Q. How many days before the beginning of the Norwegian
enterprise was that order released?

A. Approximately ten days.

Q. Paragraph 1, Section 5, contains the following sentence:
"While entering the harbour, and until the troops have been
landed, the naval forces will probably fly the British naval
ensign, except in Narvik." I beg your pardon: Section 2. Is
that an order given by C.-in-C. U-boats to the submarines
under his command?

A. No. That passage appears under the heading: "Information
on our own combat forces."

Q. And what is the meaning of this allusion?

A. It means that U-boats were informed that in certain
circumstances our own Naval units could fly other flags.

Q. Why was that necessary?

A. It was necessary so as to camouflage our identity.

Q. Are there any other references to this point in this

                                                   [Page 21]

A. Yes.

Q. Where?

A. In paragraph 4 (5).

Q. Will you please read it?

A. There it says: "Beware of confusing our own units with
enemy forces."

Q. Only that sentence? Did this order instruct U-boats to
attack Norwegian forces?

A. No.

Q. Will you please indicate what the order says about that?

A. 4 (A2) states: "Only enemy naval forces and troop
transports are to be attacked."

Q. What was meant by "enemy" forces?

A. "Enemy" forces were British, French and Russian - no, not
Russians. It goes on: "No action is to be taken against
Norwegian and Danish forces unless they attack our own

Q. Will you please read Paragraph 6 C.

A. Paragraph 6 C says: "Steamers may only be attacked when
they have been identified beyond the possibility of doubt as
enemy steamers and as troop transports."

Q. Was C.-in-C. U-boats informed of the political action
taken with regard to incidents caused by submarines?

A. Yes.

Q. In what way?

A. U-boats had orders to report immediately by wireless in
the case of incidents and to supplement the report later.

Q. I don't think you quite understood my question. I asked
you, was C.-in-C. U-boats informed as to how an incident
caused by a submarine would later on be settled with a
neutral government?

» REQUESTS:
1. Copy everything in the U-boat transcript from "A. There it" down to "says about that?", changing "units" to "ships".
2. Pick up the U-boat transcript after its last line and continue it.

» RECORD EXCERPTS:
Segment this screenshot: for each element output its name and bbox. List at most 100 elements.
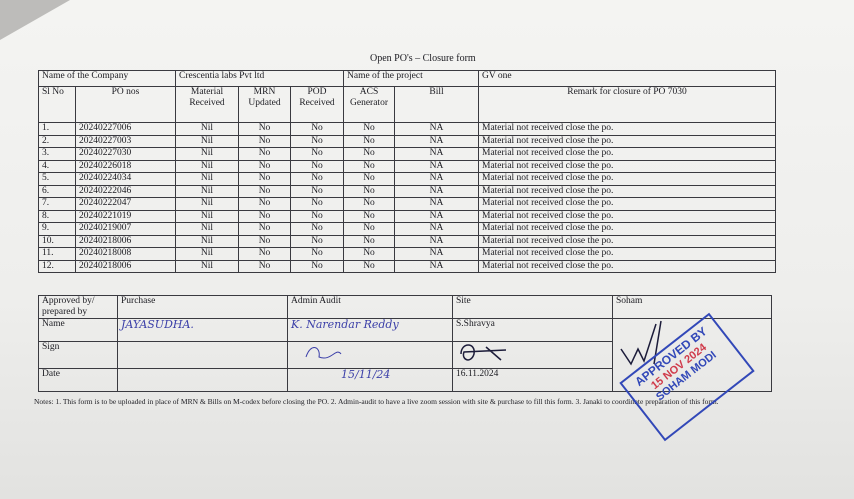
column-header: POD Received: [290, 86, 344, 123]
table-cell: No: [238, 247, 291, 261]
table-row: 4. 20240226018 Nil No No No NA Material not rec…: [38, 159, 776, 173]
table-cell: 20240218006: [75, 234, 176, 248]
admin-audit-head: Admin Audit: [287, 295, 453, 319]
table-cell: Material not received close the po.: [478, 197, 776, 211]
table-cell: NA: [394, 247, 479, 261]
column-header: ACS Generator: [343, 86, 395, 123]
column-header: Sl No: [38, 86, 76, 123]
project-label: Name of the project: [343, 70, 479, 87]
table-cell: 8.: [38, 209, 76, 223]
table-cell: No: [238, 134, 291, 148]
table-cell: No: [290, 197, 344, 211]
table-cell: NA: [394, 134, 479, 148]
table-cell: Material not received close the po.: [478, 222, 776, 236]
company-label: Name of the Company: [38, 70, 176, 87]
table-cell: 3.: [38, 147, 76, 161]
table-cell: No: [238, 159, 291, 173]
table-cell: Material not received close the po.: [478, 184, 776, 198]
table-cell: 20240222046: [75, 184, 176, 198]
table-cell: Nil: [175, 197, 239, 211]
table-cell: Material not received close the po.: [478, 209, 776, 223]
column-header: Bill: [394, 86, 479, 123]
table-cell: 5.: [38, 172, 76, 186]
table-cell: No: [238, 234, 291, 248]
table-cell: No: [343, 222, 395, 236]
table-cell: 20240218006: [75, 259, 176, 273]
table-cell: 7.: [38, 197, 76, 211]
table-row: 12. 20240218006 Nil No No No NA Material not re…: [38, 259, 776, 273]
table-cell: NA: [394, 197, 479, 211]
table-cell: 2.: [38, 134, 76, 148]
table-cell: NA: [394, 184, 479, 198]
site-signature: [460, 344, 507, 361]
table-row: 7. 20240222047 Nil No No No NA Material not rec…: [38, 197, 776, 211]
table-cell: No: [238, 197, 291, 211]
table-cell: Material not received close the po.: [478, 159, 776, 173]
table-cell: No: [238, 184, 291, 198]
table-row: 5. 20240224034 Nil No No No NA Material not rec…: [38, 172, 776, 186]
page-corner: [0, 0, 70, 40]
table-cell: NA: [394, 147, 479, 161]
table-cell: 10.: [38, 234, 76, 248]
table-cell: Material not received close the po.: [478, 122, 776, 136]
table-cell: No: [343, 209, 395, 223]
site-name: S.Shravya: [452, 318, 613, 342]
company-name: Crescentia labs Pvt ltd: [175, 70, 344, 87]
table-cell: Nil: [175, 259, 239, 273]
table-cell: No: [238, 122, 291, 136]
table-cell: 20240227003: [75, 134, 176, 148]
table-cell: NA: [394, 259, 479, 273]
table-cell: Nil: [175, 122, 239, 136]
column-header: Remark for closure of PO 7030: [478, 86, 776, 123]
table-cell: No: [343, 147, 395, 161]
table-cell: Nil: [175, 247, 239, 261]
table-cell: No: [238, 147, 291, 161]
table-cell: No: [343, 247, 395, 261]
table-cell: Nil: [175, 222, 239, 236]
table-cell: Nil: [175, 172, 239, 186]
table-cell: No: [343, 197, 395, 211]
table-cell: Material not received close the po.: [478, 234, 776, 248]
site-head: Site: [452, 295, 613, 319]
table-cell: No: [290, 134, 344, 148]
table-row: 2. 20240227003 Nil No No No NA Material not rec…: [38, 134, 776, 148]
table-cell: NA: [394, 159, 479, 173]
table-cell: NA: [394, 234, 479, 248]
table-cell: No: [343, 184, 395, 198]
table-cell: 12.: [38, 259, 76, 273]
table-cell: 20240224034: [75, 172, 176, 186]
table-cell: No: [290, 147, 344, 161]
table-row: 8. 20240221019 Nil No No No NA Material not rec…: [38, 209, 776, 223]
table-cell: Material not received close the po.: [478, 247, 776, 261]
table-cell: Nil: [175, 184, 239, 198]
soham-signature: [620, 320, 662, 366]
table-cell: Material not received close the po.: [478, 259, 776, 273]
table-row: 1. 20240227006 Nil No No No NA Material not rec…: [38, 122, 776, 136]
table-cell: 20240227006: [75, 122, 176, 136]
admin-date-handwritten: 15/11/24: [341, 368, 391, 381]
column-header: Material Received: [175, 86, 239, 123]
name-label: Name: [38, 318, 118, 342]
table-cell: NA: [394, 209, 479, 223]
table-cell: Material not received close the po.: [478, 134, 776, 148]
table-cell: No: [238, 259, 291, 273]
table-cell: No: [343, 134, 395, 148]
table-row: 6. 20240222046 Nil No No No NA Material not rec…: [38, 184, 776, 198]
table-cell: No: [238, 222, 291, 236]
table-cell: Nil: [175, 134, 239, 148]
admin-signature: [305, 347, 342, 359]
table-cell: NA: [394, 172, 479, 186]
po-table: Name of the Company Crescentia labs Pvt …: [38, 70, 776, 273]
table-cell: No: [343, 159, 395, 173]
table-cell: No: [290, 172, 344, 186]
table-cell: Nil: [175, 209, 239, 223]
approval-table: Approved by/ prepared by Purchase Admin …: [38, 295, 772, 392]
table-cell: 11.: [38, 247, 76, 261]
table-cell: 9.: [38, 222, 76, 236]
table-cell: Material not received close the po.: [478, 172, 776, 186]
table-cell: No: [343, 122, 395, 136]
table-cell: No: [238, 172, 291, 186]
table-cell: 4.: [38, 159, 76, 173]
table-cell: No: [238, 209, 291, 223]
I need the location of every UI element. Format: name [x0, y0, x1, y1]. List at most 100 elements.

» RESULTS IN ORDER:
1.
A. There it says: "Beware of confusing our own ships with
enemy forces."

Q. Only that sentence? Did this order instruct U-boats to
attack Norwegian forces?

A. No.

Q. Will you please indicate what the order says about that?

2.
A. No, not as a rule.

Q. Can you remember any individual case where he was

A. I remember the case of the Spanish steamer Monte Corbea.
Later on I learned that Spain had been promised reparations.
I cannot remember now whether I received the information
through official channels or whether I just heard it

Q. I should now like to establish the dates of certain
orders which I have already presented to the Tribunal. I
shall show you Standing Order No. 171, which is on Page 159
of Vol. 3 of the document book. What is the date on which
that order was issued?

A. I shall have to look at it first.

Q. Please do.

A. That order must have originated in the winter of 1939-
1940. Probably 1939.

Q. On what do you base that conclusion?

A. I base it on the reference made in 4A to equipment for
depth charges. This was taken for granted at a later stage.
I also gather it from the reference made in 5B to the moving
of masks and coloured lights, something which was formulated
then for the first time.

Q. Can you tell us the exact month in 1939?

A. I assume that it was November.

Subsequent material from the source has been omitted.